━━━━━ Dataset entries ━━━━━
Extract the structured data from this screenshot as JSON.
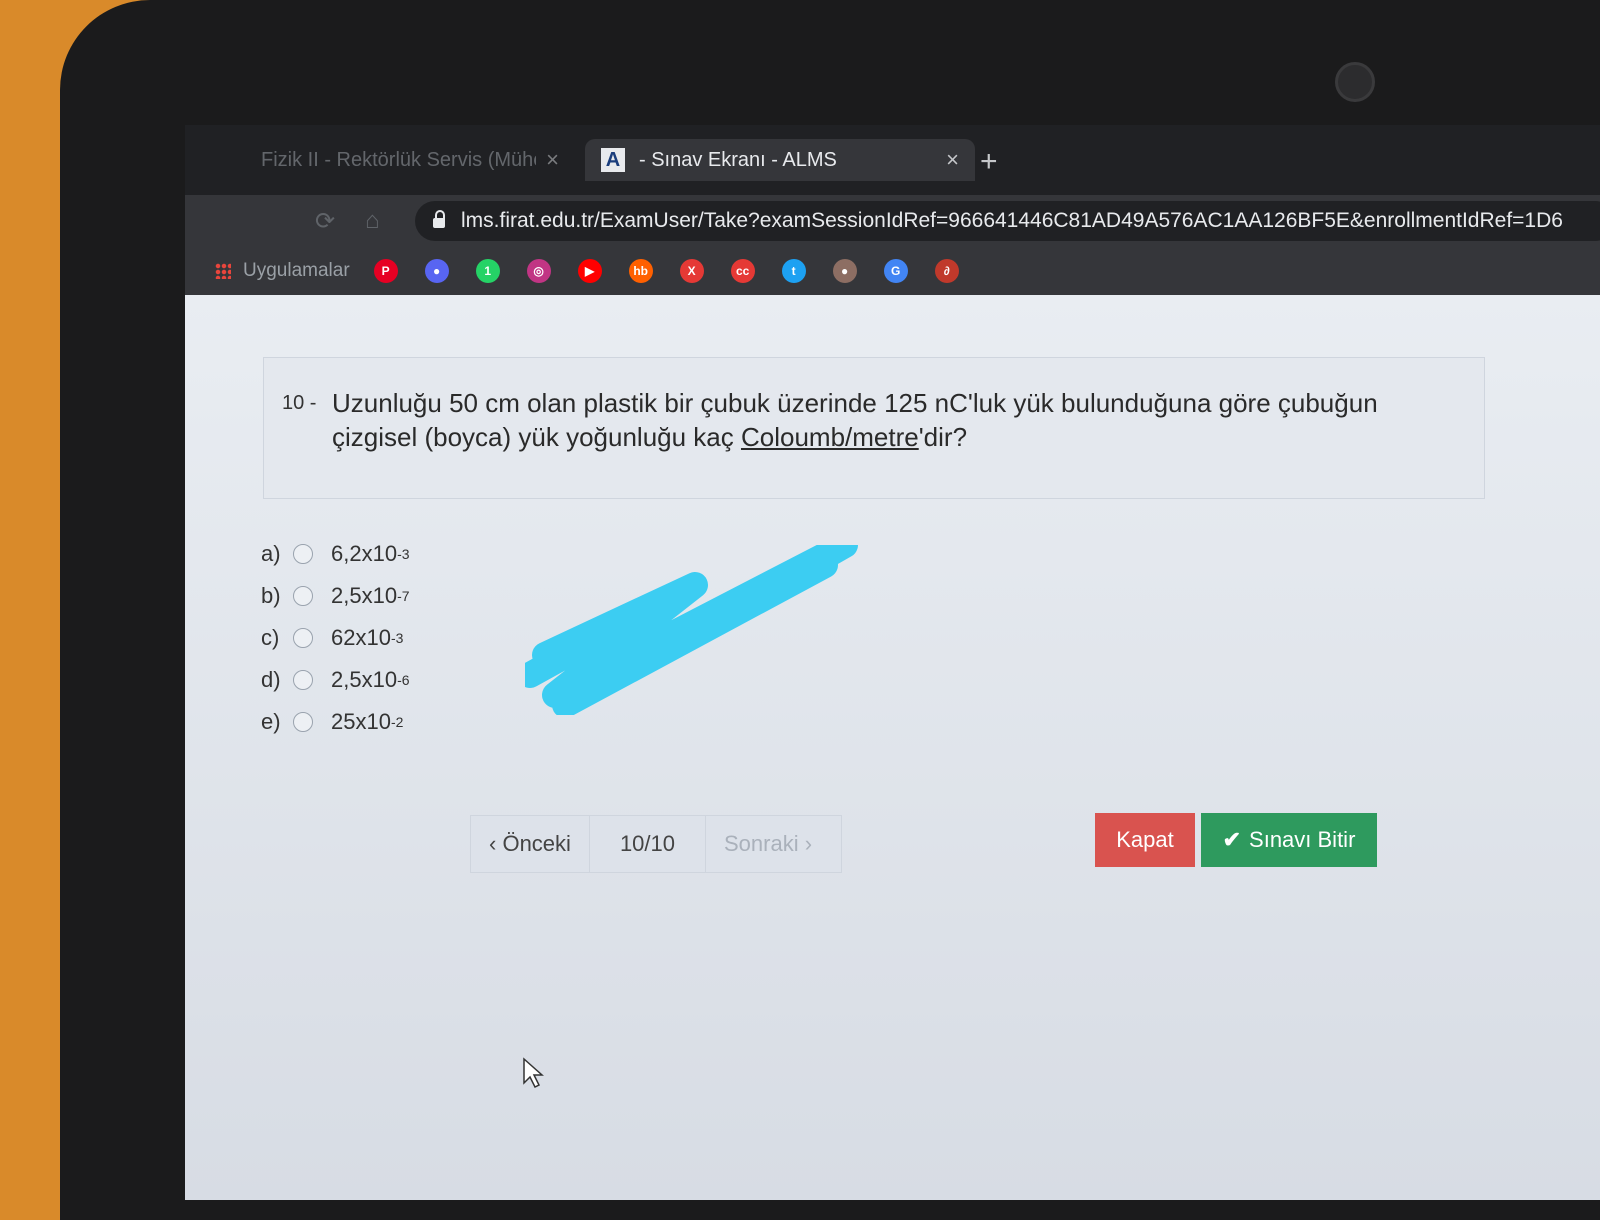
{
  "browser": {
    "tabs": [
      {
        "label": "Fizik II - Rektörlük Servis (Mühe",
        "close": "×",
        "active": false
      },
      {
        "icon_letter": "A",
        "label": "- Sınav Ekranı - ALMS",
        "close": "×",
        "active": true
      }
    ],
    "new_tab": "+",
    "url": "lms.firat.edu.tr/ExamUser/Take?examSessionIdRef=966641446C81AD49A576AC1AA126BF5E&enrollmentIdRef=1D6",
    "bookmarks_label": "Uygulamalar",
    "bookmark_icons": [
      {
        "name": "pinterest-icon",
        "color": "#e60023",
        "glyph": "P"
      },
      {
        "name": "discord-icon",
        "color": "#5865f2",
        "glyph": "●"
      },
      {
        "name": "whatsapp-icon",
        "color": "#25d366",
        "glyph": "1"
      },
      {
        "name": "instagram-icon",
        "color": "#c13584",
        "glyph": "◎"
      },
      {
        "name": "youtube-icon",
        "color": "#ff0000",
        "glyph": "▶"
      },
      {
        "name": "hb-icon",
        "color": "#ff6000",
        "glyph": "hb"
      },
      {
        "name": "x-icon",
        "color": "#e53935",
        "glyph": "X"
      },
      {
        "name": "cc-icon",
        "color": "#e53935",
        "glyph": "cc"
      },
      {
        "name": "twitter-icon",
        "color": "#1da1f2",
        "glyph": "t"
      },
      {
        "name": "bookmark-icon",
        "color": "#8d6e63",
        "glyph": "●"
      },
      {
        "name": "google-icon",
        "color": "#4285f4",
        "glyph": "G"
      },
      {
        "name": "link-icon",
        "color": "#c0392b",
        "glyph": "∂"
      }
    ]
  },
  "question": {
    "number": "10 -",
    "text_part1": "Uzunluğu 50 cm olan plastik bir çubuk üzerinde 125 nC'luk yük bulunduğuna göre çubuğun çizgisel (boyca) yük yoğunluğu kaç ",
    "text_underlined": "Coloumb/metre",
    "text_part2": "'dir?"
  },
  "options": [
    {
      "letter": "a)",
      "base": "6,2x10",
      "exp": "-3"
    },
    {
      "letter": "b)",
      "base": "2,5x10",
      "exp": "-7"
    },
    {
      "letter": "c)",
      "base": "62x10",
      "exp": "-3"
    },
    {
      "letter": "d)",
      "base": "2,5x10",
      "exp": "-6"
    },
    {
      "letter": "e)",
      "base": "25x10",
      "exp": "-2"
    }
  ],
  "pager": {
    "prev": "Önceki",
    "count": "10/10",
    "next": "Sonraki"
  },
  "actions": {
    "close": "Kapat",
    "finish": "Sınavı Bitir"
  },
  "colors": {
    "close": "#d9534f",
    "finish": "#2e9a5e",
    "scribble": "#3ccdf2"
  }
}
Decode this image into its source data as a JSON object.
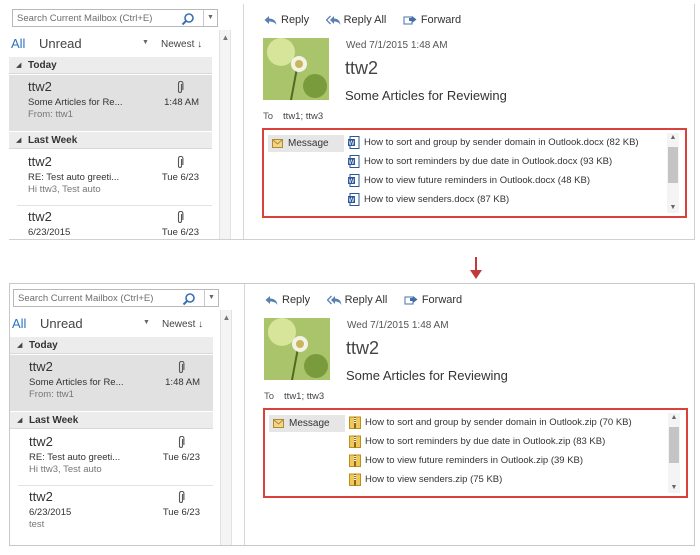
{
  "colors": {
    "accent": "#2a73c2",
    "highlight_box": "#d9423a",
    "selected_row": "#e1e1e1",
    "arrow": "#c0393b"
  },
  "panels": [
    {
      "search": {
        "placeholder": "Search Current Mailbox (Ctrl+E)",
        "icon": "magnifier-icon"
      },
      "filters": {
        "all": "All",
        "unread": "Unread",
        "sort": "Newest"
      },
      "groups": [
        {
          "label": "Today"
        },
        {
          "label": "Last Week"
        }
      ],
      "mails": [
        {
          "sender": "ttw2",
          "subject": "Some Articles for Re...",
          "time": "1:48 AM",
          "preview": "From: ttw1"
        },
        {
          "sender": "ttw2",
          "subject": "RE: Test auto greeti...",
          "time": "Tue 6/23",
          "preview": "Hi ttw3,  Test auto"
        },
        {
          "sender": "ttw2",
          "subject": "6/23/2015",
          "time": "Tue 6/23",
          "preview": ""
        }
      ],
      "toolbar": {
        "reply": "Reply",
        "reply_all": "Reply All",
        "forward": "Forward"
      },
      "message": {
        "date": "Wed 7/1/2015 1:48 AM",
        "from": "ttw2",
        "subject": "Some Articles for Reviewing",
        "to_label": "To",
        "to_value": "ttw1; ttw3",
        "tab_label": "Message",
        "attachments": [
          {
            "name": "How to sort and group by sender domain in Outlook.docx (82 KB)",
            "icon": "word-doc-icon"
          },
          {
            "name": "How to sort reminders by due date in Outlook.docx (93 KB)",
            "icon": "word-doc-icon"
          },
          {
            "name": "How to view future reminders in Outlook.docx (48 KB)",
            "icon": "word-doc-icon"
          },
          {
            "name": "How to view senders.docx (87 KB)",
            "icon": "word-doc-icon"
          }
        ]
      }
    },
    {
      "search": {
        "placeholder": "Search Current Mailbox (Ctrl+E)",
        "icon": "magnifier-icon"
      },
      "filters": {
        "all": "All",
        "unread": "Unread",
        "sort": "Newest"
      },
      "groups": [
        {
          "label": "Today"
        },
        {
          "label": "Last Week"
        }
      ],
      "mails": [
        {
          "sender": "ttw2",
          "subject": "Some Articles for Re...",
          "time": "1:48 AM",
          "preview": "From: ttw1"
        },
        {
          "sender": "ttw2",
          "subject": "RE: Test auto greeti...",
          "time": "Tue 6/23",
          "preview": "Hi ttw3,  Test auto"
        },
        {
          "sender": "ttw2",
          "subject": "6/23/2015",
          "time": "Tue 6/23",
          "preview": "test"
        }
      ],
      "toolbar": {
        "reply": "Reply",
        "reply_all": "Reply All",
        "forward": "Forward"
      },
      "message": {
        "date": "Wed 7/1/2015 1:48 AM",
        "from": "ttw2",
        "subject": "Some Articles for Reviewing",
        "to_label": "To",
        "to_value": "ttw1; ttw3",
        "tab_label": "Message",
        "attachments": [
          {
            "name": "How to sort and group by sender domain in Outlook.zip (70 KB)",
            "icon": "zip-folder-icon"
          },
          {
            "name": "How to sort reminders by due date in Outlook.zip (83 KB)",
            "icon": "zip-folder-icon"
          },
          {
            "name": "How to view future reminders in Outlook.zip (39 KB)",
            "icon": "zip-folder-icon"
          },
          {
            "name": "How to view senders.zip (75 KB)",
            "icon": "zip-folder-icon"
          }
        ]
      }
    }
  ]
}
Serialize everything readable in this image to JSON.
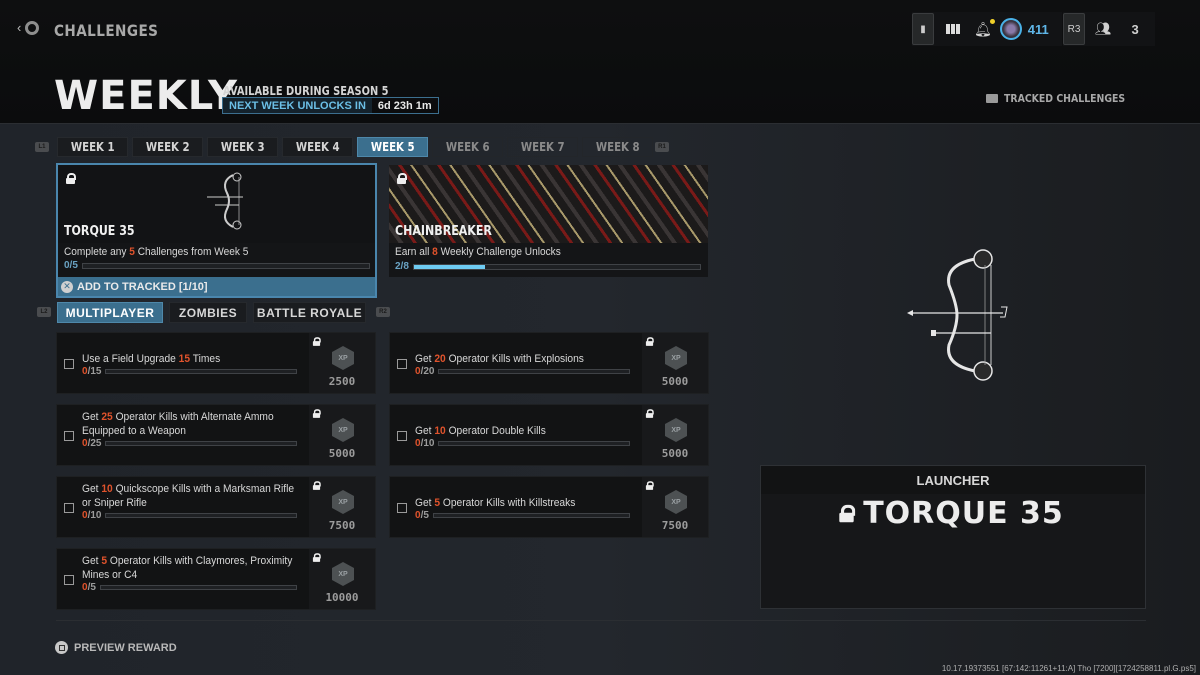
━━━━━
Reproduce each entry precisely, dropping only the pictures.

Extract the structured data from this screenshot as JSON.
{
  "browser": {
    "tabs": [
      {
        "label": "Fizik II - Rektörlük Servis (Mühe",
        "close": "×",
        "active": false
      },
      {
        "icon_letter": "A",
        "label": "- Sınav Ekranı - ALMS",
        "close": "×",
        "active": true
      }
    ],
    "new_tab": "+",
    "url": "lms.firat.edu.tr/ExamUser/Take?examSessionIdRef=966641446C81AD49A576AC1AA126BF5E&enrollmentIdRef=1D6",
    "bookmarks_label": "Uygulamalar",
    "bookmark_icons": [
      {
        "name": "pinterest-icon",
        "color": "#e60023",
        "glyph": "P"
      },
      {
        "name": "discord-icon",
        "color": "#5865f2",
        "glyph": "●"
      },
      {
        "name": "whatsapp-icon",
        "color": "#25d366",
        "glyph": "1"
      },
      {
        "name": "instagram-icon",
        "color": "#c13584",
        "glyph": "◎"
      },
      {
        "name": "youtube-icon",
        "color": "#ff0000",
        "glyph": "▶"
      },
      {
        "name": "hb-icon",
        "color": "#ff6000",
        "glyph": "hb"
      },
      {
        "name": "x-icon",
        "color": "#e53935",
        "glyph": "X"
      },
      {
        "name": "cc-icon",
        "color": "#e53935",
        "glyph": "cc"
      },
      {
        "name": "twitter-icon",
        "color": "#1da1f2",
        "glyph": "t"
      },
      {
        "name": "bookmark-icon",
        "color": "#8d6e63",
        "glyph": "●"
      },
      {
        "name": "google-icon",
        "color": "#4285f4",
        "glyph": "G"
      },
      {
        "name": "link-icon",
        "color": "#c0392b",
        "glyph": "∂"
      }
    ]
  },
  "question": {
    "number": "10 -",
    "text_part1": "Uzunluğu 50 cm olan plastik bir çubuk üzerinde 125 nC'luk yük bulunduğuna göre çubuğun çizgisel (boyca) yük yoğunluğu kaç ",
    "text_underlined": "Coloumb/metre",
    "text_part2": "'dir?"
  },
  "options": [
    {
      "letter": "a)",
      "base": "6,2x10",
      "exp": "-3"
    },
    {
      "letter": "b)",
      "base": "2,5x10",
      "exp": "-7"
    },
    {
      "letter": "c)",
      "base": "62x10",
      "exp": "-3"
    },
    {
      "letter": "d)",
      "base": "2,5x10",
      "exp": "-6"
    },
    {
      "letter": "e)",
      "base": "25x10",
      "exp": "-2"
    }
  ],
  "pager": {
    "prev": "Önceki",
    "count": "10/10",
    "next": "Sonraki"
  },
  "actions": {
    "close": "Kapat",
    "finish": "Sınavı Bitir"
  },
  "colors": {
    "close": "#d9534f",
    "finish": "#2e9a5e",
    "scribble": "#3ccdf2"
  }
}
Decode this image into its source data as a JSON object.
{
  "colors": {
    "accent": "#2a73c2",
    "highlight_box": "#d9423a",
    "selected_row": "#e1e1e1",
    "arrow": "#c0393b"
  },
  "panels": [
    {
      "search": {
        "placeholder": "Search Current Mailbox (Ctrl+E)",
        "icon": "magnifier-icon"
      },
      "filters": {
        "all": "All",
        "unread": "Unread",
        "sort": "Newest"
      },
      "groups": [
        {
          "label": "Today"
        },
        {
          "label": "Last Week"
        }
      ],
      "mails": [
        {
          "sender": "ttw2",
          "subject": "Some Articles for Re...",
          "time": "1:48 AM",
          "preview": "From: ttw1"
        },
        {
          "sender": "ttw2",
          "subject": "RE: Test auto greeti...",
          "time": "Tue 6/23",
          "preview": "Hi ttw3,  Test auto"
        },
        {
          "sender": "ttw2",
          "subject": "6/23/2015",
          "time": "Tue 6/23",
          "preview": ""
        }
      ],
      "toolbar": {
        "reply": "Reply",
        "reply_all": "Reply All",
        "forward": "Forward"
      },
      "message": {
        "date": "Wed 7/1/2015 1:48 AM",
        "from": "ttw2",
        "subject": "Some Articles for Reviewing",
        "to_label": "To",
        "to_value": "ttw1; ttw3",
        "tab_label": "Message",
        "attachments": [
          {
            "name": "How to sort and group by sender domain in Outlook.docx (82 KB)",
            "icon": "word-doc-icon"
          },
          {
            "name": "How to sort reminders by due date in Outlook.docx (93 KB)",
            "icon": "word-doc-icon"
          },
          {
            "name": "How to view future reminders in Outlook.docx (48 KB)",
            "icon": "word-doc-icon"
          },
          {
            "name": "How to view senders.docx (87 KB)",
            "icon": "word-doc-icon"
          }
        ]
      }
    },
    {
      "search": {
        "placeholder": "Search Current Mailbox (Ctrl+E)",
        "icon": "magnifier-icon"
      },
      "filters": {
        "all": "All",
        "unread": "Unread",
        "sort": "Newest"
      },
      "groups": [
        {
          "label": "Today"
        },
        {
          "label": "Last Week"
        }
      ],
      "mails": [
        {
          "sender": "ttw2",
          "subject": "Some Articles for Re...",
          "time": "1:48 AM",
          "preview": "From: ttw1"
        },
        {
          "sender": "ttw2",
          "subject": "RE: Test auto greeti...",
          "time": "Tue 6/23",
          "preview": "Hi ttw3,  Test auto"
        },
        {
          "sender": "ttw2",
          "subject": "6/23/2015",
          "time": "Tue 6/23",
          "preview": "test"
        }
      ],
      "toolbar": {
        "reply": "Reply",
        "reply_all": "Reply All",
        "forward": "Forward"
      },
      "message": {
        "date": "Wed 7/1/2015 1:48 AM",
        "from": "ttw2",
        "subject": "Some Articles for Reviewing",
        "to_label": "To",
        "to_value": "ttw1; ttw3",
        "tab_label": "Message",
        "attachments": [
          {
            "name": "How to sort and group by sender domain in Outlook.zip (70 KB)",
            "icon": "zip-folder-icon"
          },
          {
            "name": "How to sort reminders by due date in Outlook.zip (83 KB)",
            "icon": "zip-folder-icon"
          },
          {
            "name": "How to view future reminders in Outlook.zip (39 KB)",
            "icon": "zip-folder-icon"
          },
          {
            "name": "How to view senders.zip (75 KB)",
            "icon": "zip-folder-icon"
          }
        ]
      }
    }
  ]
}
Serialize everything readable in this image to JSON.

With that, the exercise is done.